== Dataset records
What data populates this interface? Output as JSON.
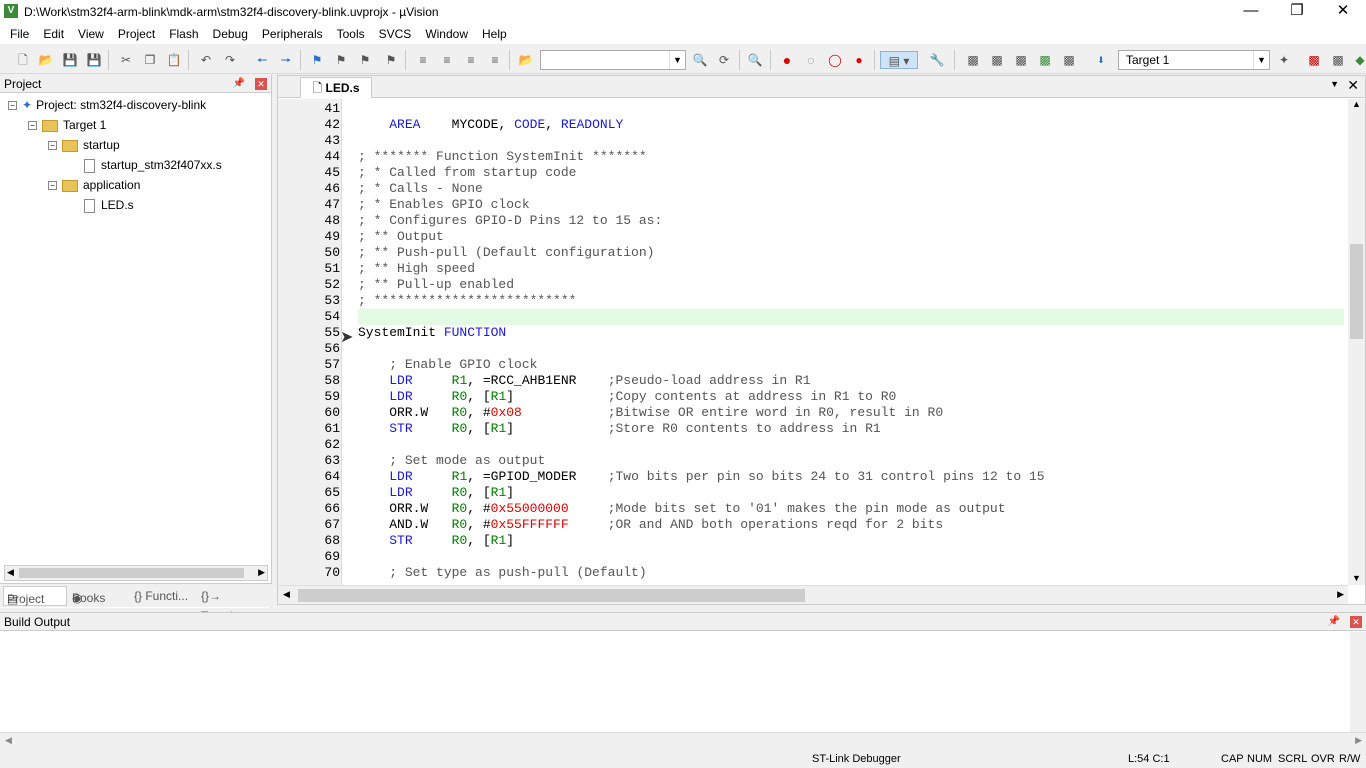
{
  "window": {
    "title": "D:\\Work\\stm32f4-arm-blink\\mdk-arm\\stm32f4-discovery-blink.uvprojx - µVision"
  },
  "menu": [
    "File",
    "Edit",
    "View",
    "Project",
    "Flash",
    "Debug",
    "Peripherals",
    "Tools",
    "SVCS",
    "Window",
    "Help"
  ],
  "toolbar": {
    "target": "Target 1"
  },
  "project_panel": {
    "title": "Project",
    "tree": [
      "Project: stm32f4-discovery-blink",
      "Target 1",
      "startup",
      "startup_stm32f407xx.s",
      "application",
      "LED.s"
    ],
    "tabs": [
      "Project",
      "Books",
      "{} Functi...",
      "{}→ Templa..."
    ]
  },
  "editor": {
    "tab": "LED.s",
    "lines": [
      {
        "n": "41",
        "t": ""
      },
      {
        "n": "42",
        "t": "    AREA    MYCODE, CODE, READONLY"
      },
      {
        "n": "43",
        "t": ""
      },
      {
        "n": "44",
        "t": "; ******* Function SystemInit *******"
      },
      {
        "n": "45",
        "t": "; * Called from startup code"
      },
      {
        "n": "46",
        "t": "; * Calls - None"
      },
      {
        "n": "47",
        "t": "; * Enables GPIO clock"
      },
      {
        "n": "48",
        "t": "; * Configures GPIO-D Pins 12 to 15 as:"
      },
      {
        "n": "49",
        "t": "; ** Output"
      },
      {
        "n": "50",
        "t": "; ** Push-pull (Default configuration)"
      },
      {
        "n": "51",
        "t": "; ** High speed"
      },
      {
        "n": "52",
        "t": "; ** Pull-up enabled"
      },
      {
        "n": "53",
        "t": "; **************************"
      },
      {
        "n": "54",
        "t": ""
      },
      {
        "n": "55",
        "t": "SystemInit FUNCTION"
      },
      {
        "n": "56",
        "t": ""
      },
      {
        "n": "57",
        "t": "    ; Enable GPIO clock"
      },
      {
        "n": "58",
        "t": "    LDR     R1, =RCC_AHB1ENR    ;Pseudo-load address in R1"
      },
      {
        "n": "59",
        "t": "    LDR     R0, [R1]            ;Copy contents at address in R1 to R0"
      },
      {
        "n": "60",
        "t": "    ORR.W   R0, #0x08           ;Bitwise OR entire word in R0, result in R0"
      },
      {
        "n": "61",
        "t": "    STR     R0, [R1]            ;Store R0 contents to address in R1"
      },
      {
        "n": "62",
        "t": ""
      },
      {
        "n": "63",
        "t": "    ; Set mode as output"
      },
      {
        "n": "64",
        "t": "    LDR     R1, =GPIOD_MODER    ;Two bits per pin so bits 24 to 31 control pins 12 to 15"
      },
      {
        "n": "65",
        "t": "    LDR     R0, [R1]"
      },
      {
        "n": "66",
        "t": "    ORR.W   R0, #0x55000000     ;Mode bits set to '01' makes the pin mode as output"
      },
      {
        "n": "67",
        "t": "    AND.W   R0, #0x55FFFFFF     ;OR and AND both operations reqd for 2 bits"
      },
      {
        "n": "68",
        "t": "    STR     R0, [R1]"
      },
      {
        "n": "69",
        "t": ""
      },
      {
        "n": "70",
        "t": "    ; Set type as push-pull (Default)"
      }
    ]
  },
  "build_output": {
    "title": "Build Output"
  },
  "status": {
    "debugger": "ST-Link Debugger",
    "position": "L:54 C:1",
    "flags": [
      "CAP",
      "NUM",
      "SCRL",
      "OVR",
      "R/W"
    ]
  },
  "colors": {
    "comment": "#555555",
    "keyword": "#1a1adb",
    "register": "#008000",
    "number": "#e00000",
    "current_line": "#e3fbe3"
  }
}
====
▶ [What is being asked]: Consider the entries above and return each line with the string "bits".

▶ [Complete response]:
        "t": "    LDR     R1, =GPIOD_MODER    ;Two bits per pin so bits 24 to 31 control pins 12 to 15"
        "t": "    ORR.W   R0, #0x55000000     ;Mode bits set to '01' makes the pin mode as output"
        "t": "    AND.W   R0, #0x55FFFFFF     ;OR and AND both operations reqd for 2 bits"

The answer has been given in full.